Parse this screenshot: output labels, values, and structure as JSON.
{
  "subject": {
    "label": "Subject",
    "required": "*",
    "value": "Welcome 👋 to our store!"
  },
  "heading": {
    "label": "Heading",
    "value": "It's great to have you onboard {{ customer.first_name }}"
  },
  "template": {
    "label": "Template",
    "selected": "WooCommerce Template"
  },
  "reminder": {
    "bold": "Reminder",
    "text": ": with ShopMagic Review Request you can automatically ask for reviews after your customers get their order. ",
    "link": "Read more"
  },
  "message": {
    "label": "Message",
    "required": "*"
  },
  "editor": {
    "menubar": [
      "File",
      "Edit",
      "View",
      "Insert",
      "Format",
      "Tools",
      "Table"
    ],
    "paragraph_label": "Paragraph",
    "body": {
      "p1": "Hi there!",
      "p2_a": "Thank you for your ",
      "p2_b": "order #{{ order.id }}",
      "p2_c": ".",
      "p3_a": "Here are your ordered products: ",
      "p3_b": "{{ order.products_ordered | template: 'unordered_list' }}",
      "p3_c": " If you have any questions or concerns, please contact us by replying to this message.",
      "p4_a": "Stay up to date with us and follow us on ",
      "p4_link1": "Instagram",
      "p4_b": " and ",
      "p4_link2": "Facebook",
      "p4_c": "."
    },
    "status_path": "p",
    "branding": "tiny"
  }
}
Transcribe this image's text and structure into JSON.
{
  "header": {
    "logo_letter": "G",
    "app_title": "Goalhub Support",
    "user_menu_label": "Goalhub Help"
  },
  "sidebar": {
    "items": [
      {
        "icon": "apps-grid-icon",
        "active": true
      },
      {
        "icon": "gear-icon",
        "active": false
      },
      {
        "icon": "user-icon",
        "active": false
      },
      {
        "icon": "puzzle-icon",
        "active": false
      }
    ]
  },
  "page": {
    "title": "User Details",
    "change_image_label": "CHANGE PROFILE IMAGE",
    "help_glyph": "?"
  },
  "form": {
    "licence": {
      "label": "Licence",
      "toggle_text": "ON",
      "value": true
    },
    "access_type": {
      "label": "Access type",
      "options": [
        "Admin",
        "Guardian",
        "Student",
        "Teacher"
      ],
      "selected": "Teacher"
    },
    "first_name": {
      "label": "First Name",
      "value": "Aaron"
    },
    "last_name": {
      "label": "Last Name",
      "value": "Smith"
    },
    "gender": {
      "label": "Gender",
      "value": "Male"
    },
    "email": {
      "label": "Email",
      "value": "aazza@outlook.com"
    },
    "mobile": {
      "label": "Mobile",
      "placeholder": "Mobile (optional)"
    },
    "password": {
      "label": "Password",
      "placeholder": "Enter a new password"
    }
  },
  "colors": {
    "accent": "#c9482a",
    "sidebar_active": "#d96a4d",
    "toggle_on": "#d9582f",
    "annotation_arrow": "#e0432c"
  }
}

**Given problem:** Word for word, extract all the records.

**Output below:**
Parse this screenshot: output labels, values, and structure as JSON.
{
  "subject": {
    "label": "Subject",
    "required": "*",
    "value": "Welcome 👋 to our store!"
  },
  "heading": {
    "label": "Heading",
    "value": "It's great to have you onboard {{ customer.first_name }}"
  },
  "template": {
    "label": "Template",
    "selected": "WooCommerce Template"
  },
  "reminder": {
    "bold": "Reminder",
    "text": ": with ShopMagic Review Request you can automatically ask for reviews after your customers get their order. ",
    "link": "Read more"
  },
  "message": {
    "label": "Message",
    "required": "*"
  },
  "editor": {
    "menubar": [
      "File",
      "Edit",
      "View",
      "Insert",
      "Format",
      "Tools",
      "Table"
    ],
    "paragraph_label": "Paragraph",
    "body": {
      "p1": "Hi there!",
      "p2_a": "Thank you for your ",
      "p2_b": "order #{{ order.id }}",
      "p2_c": ".",
      "p3_a": "Here are your ordered products: ",
      "p3_b": "{{ order.products_ordered | template: 'unordered_list' }}",
      "p3_c": " If you have any questions or concerns, please contact us by replying to this message.",
      "p4_a": "Stay up to date with us and follow us on ",
      "p4_link1": "Instagram",
      "p4_b": " and ",
      "p4_link2": "Facebook",
      "p4_c": "."
    },
    "status_path": "p",
    "branding": "tiny"
  }
}
Transcribe this image's text and structure into JSON.
{
  "header": {
    "logo_letter": "G",
    "app_title": "Goalhub Support",
    "user_menu_label": "Goalhub Help"
  },
  "sidebar": {
    "items": [
      {
        "icon": "apps-grid-icon",
        "active": true
      },
      {
        "icon": "gear-icon",
        "active": false
      },
      {
        "icon": "user-icon",
        "active": false
      },
      {
        "icon": "puzzle-icon",
        "active": false
      }
    ]
  },
  "page": {
    "title": "User Details",
    "change_image_label": "CHANGE PROFILE IMAGE",
    "help_glyph": "?"
  },
  "form": {
    "licence": {
      "label": "Licence",
      "toggle_text": "ON",
      "value": true
    },
    "access_type": {
      "label": "Access type",
      "options": [
        "Admin",
        "Guardian",
        "Student",
        "Teacher"
      ],
      "selected": "Teacher"
    },
    "first_name": {
      "label": "First Name",
      "value": "Aaron"
    },
    "last_name": {
      "label": "Last Name",
      "value": "Smith"
    },
    "gender": {
      "label": "Gender",
      "value": "Male"
    },
    "email": {
      "label": "Email",
      "value": "aazza@outlook.com"
    },
    "mobile": {
      "label": "Mobile",
      "placeholder": "Mobile (optional)"
    },
    "password": {
      "label": "Password",
      "placeholder": "Enter a new password"
    }
  },
  "colors": {
    "accent": "#c9482a",
    "sidebar_active": "#d96a4d",
    "toggle_on": "#d9582f",
    "annotation_arrow": "#e0432c"
  }
}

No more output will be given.